Unabhängig davon *würde ich wahrscheinlich* irgendwo in einer Dachdeckerfirma in der nahen Umgebung nachfragen und mich erkundigen ...
Oder bei einem Teichhansel nachfragen.
Und sei es nur wegen den Möglichkeiten und Preisen ...
Ansonsten dann einen Knotentest machen und ermitteln, ob man die Falten gut legen und dann damit leben kann ...


----------



## keepout (21. Aug. 2020)

heiti schrieb:


> Genauso ist es mir damals auch gegangen...
> Der Teich wird immer größer als geplant....



Tja, mit Abstechen / Vergrößern hätte ich auch keine Probleme. Jedoch habe ich diese Woche schon etwas an Betoniertem abgestochen, damit ich mehr Winkel reinbekommen. Dann wieder Dreck sieben, von Hand in der Mörtelkiste mischen und auftragen. Nun wäre das alles wieder für die Katz. Heute geht e nix mehr - 33 Grad ist eine Ansage in 850 Meter Höhe ...

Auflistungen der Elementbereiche
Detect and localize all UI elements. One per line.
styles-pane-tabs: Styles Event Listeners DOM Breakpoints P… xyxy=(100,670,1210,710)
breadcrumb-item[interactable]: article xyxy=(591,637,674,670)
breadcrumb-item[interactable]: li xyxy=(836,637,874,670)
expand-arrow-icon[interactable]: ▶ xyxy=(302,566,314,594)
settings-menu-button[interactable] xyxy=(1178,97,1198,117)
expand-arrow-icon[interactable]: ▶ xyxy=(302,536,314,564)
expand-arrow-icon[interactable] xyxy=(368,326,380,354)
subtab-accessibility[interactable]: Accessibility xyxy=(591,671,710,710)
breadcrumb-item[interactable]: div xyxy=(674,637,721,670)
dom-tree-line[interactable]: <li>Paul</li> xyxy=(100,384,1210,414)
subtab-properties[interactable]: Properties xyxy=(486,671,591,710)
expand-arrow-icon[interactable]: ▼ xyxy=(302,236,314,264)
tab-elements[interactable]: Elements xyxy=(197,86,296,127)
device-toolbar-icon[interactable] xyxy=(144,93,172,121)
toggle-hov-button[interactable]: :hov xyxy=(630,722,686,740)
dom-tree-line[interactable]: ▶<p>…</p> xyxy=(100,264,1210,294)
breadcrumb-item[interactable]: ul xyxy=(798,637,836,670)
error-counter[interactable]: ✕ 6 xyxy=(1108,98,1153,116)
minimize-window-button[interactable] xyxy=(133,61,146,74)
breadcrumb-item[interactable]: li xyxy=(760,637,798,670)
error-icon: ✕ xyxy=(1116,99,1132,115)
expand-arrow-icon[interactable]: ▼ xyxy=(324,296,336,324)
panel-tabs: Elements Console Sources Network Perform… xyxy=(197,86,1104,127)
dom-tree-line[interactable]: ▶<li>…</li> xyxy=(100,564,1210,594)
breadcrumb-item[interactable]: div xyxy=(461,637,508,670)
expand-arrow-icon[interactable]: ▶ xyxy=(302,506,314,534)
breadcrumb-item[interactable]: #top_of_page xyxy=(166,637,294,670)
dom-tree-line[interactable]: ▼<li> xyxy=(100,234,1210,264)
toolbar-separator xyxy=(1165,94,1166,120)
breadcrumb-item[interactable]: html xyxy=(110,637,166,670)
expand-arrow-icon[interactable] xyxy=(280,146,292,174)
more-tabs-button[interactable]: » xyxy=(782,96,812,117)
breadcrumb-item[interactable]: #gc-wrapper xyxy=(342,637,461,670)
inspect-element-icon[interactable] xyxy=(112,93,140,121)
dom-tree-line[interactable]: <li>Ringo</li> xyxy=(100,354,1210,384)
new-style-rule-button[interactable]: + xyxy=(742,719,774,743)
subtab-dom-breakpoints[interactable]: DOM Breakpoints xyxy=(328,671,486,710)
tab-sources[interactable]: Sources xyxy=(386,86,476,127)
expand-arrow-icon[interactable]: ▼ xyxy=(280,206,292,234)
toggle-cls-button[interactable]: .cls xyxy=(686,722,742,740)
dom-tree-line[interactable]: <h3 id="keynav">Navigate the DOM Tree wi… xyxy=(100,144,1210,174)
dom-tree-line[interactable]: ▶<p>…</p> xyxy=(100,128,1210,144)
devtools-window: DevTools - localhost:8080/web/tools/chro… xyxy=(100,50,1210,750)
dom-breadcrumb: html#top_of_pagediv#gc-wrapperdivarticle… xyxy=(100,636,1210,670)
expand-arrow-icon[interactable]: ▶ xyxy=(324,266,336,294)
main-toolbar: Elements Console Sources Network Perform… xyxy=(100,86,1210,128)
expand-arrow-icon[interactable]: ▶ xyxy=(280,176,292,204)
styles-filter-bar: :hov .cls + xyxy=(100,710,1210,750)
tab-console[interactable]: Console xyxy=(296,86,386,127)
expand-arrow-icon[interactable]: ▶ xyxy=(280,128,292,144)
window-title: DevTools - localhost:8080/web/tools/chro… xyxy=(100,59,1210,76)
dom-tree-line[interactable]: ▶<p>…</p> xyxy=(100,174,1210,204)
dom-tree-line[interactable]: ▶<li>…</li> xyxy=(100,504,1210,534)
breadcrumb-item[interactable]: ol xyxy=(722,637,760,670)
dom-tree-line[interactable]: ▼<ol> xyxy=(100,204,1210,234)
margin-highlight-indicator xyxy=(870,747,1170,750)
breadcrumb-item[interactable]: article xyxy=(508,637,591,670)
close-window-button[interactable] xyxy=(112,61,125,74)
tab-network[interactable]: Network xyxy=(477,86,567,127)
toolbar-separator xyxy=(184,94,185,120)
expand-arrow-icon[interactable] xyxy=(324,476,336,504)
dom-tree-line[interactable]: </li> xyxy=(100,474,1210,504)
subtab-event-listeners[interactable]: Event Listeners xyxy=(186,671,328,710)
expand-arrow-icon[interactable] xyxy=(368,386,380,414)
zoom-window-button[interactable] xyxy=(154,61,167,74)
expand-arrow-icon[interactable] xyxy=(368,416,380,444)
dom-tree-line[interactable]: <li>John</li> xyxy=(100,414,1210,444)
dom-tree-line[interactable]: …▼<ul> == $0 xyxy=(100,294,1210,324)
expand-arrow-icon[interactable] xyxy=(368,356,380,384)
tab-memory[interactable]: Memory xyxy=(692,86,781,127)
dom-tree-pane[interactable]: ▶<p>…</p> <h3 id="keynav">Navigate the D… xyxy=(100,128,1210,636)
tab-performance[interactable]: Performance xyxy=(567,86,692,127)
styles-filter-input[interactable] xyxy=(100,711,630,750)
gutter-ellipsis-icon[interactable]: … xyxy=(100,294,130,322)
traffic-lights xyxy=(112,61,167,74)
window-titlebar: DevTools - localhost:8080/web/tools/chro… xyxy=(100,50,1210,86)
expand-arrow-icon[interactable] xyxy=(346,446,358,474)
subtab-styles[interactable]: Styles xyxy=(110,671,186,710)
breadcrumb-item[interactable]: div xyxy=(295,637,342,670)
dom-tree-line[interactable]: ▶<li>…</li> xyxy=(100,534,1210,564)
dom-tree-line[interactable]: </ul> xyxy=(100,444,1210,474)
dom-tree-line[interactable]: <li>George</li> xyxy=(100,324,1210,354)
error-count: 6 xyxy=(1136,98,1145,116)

Kurze Aufgabe: Schreibe aus dem Forenauszug zum Teichbau den Abschnitt wortgetreu ab, der mit „Unabhängig davon *würde“ beginnt und mit „einem Teichhansel nachfragen.“ endet.

Ergebnis der Übung:
Unabhängig davon *würde ich wahrscheinlich* irgendwo in einer Dachdeckerfirma in der nahen Umgebung nachfragen und mich erkundigen ...
Oder bei einem Teichhansel nachfragen.